= Stated problem =
Looking at the listing, state how many of its lines contain the string "corruption". Write only the number.

[Begin]

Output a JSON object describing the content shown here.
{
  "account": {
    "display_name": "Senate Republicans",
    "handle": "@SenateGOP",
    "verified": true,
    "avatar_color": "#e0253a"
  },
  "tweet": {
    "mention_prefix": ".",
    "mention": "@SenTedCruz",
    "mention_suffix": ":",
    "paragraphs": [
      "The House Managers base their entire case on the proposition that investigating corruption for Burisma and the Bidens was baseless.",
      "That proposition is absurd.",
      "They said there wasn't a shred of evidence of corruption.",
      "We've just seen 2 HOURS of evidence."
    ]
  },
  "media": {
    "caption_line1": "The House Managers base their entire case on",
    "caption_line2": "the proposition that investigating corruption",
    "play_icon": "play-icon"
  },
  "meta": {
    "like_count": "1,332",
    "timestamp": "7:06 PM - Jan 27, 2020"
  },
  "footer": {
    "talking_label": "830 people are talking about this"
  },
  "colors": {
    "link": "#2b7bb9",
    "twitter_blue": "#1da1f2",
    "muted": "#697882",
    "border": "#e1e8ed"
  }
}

[End]

= Answer in full =
3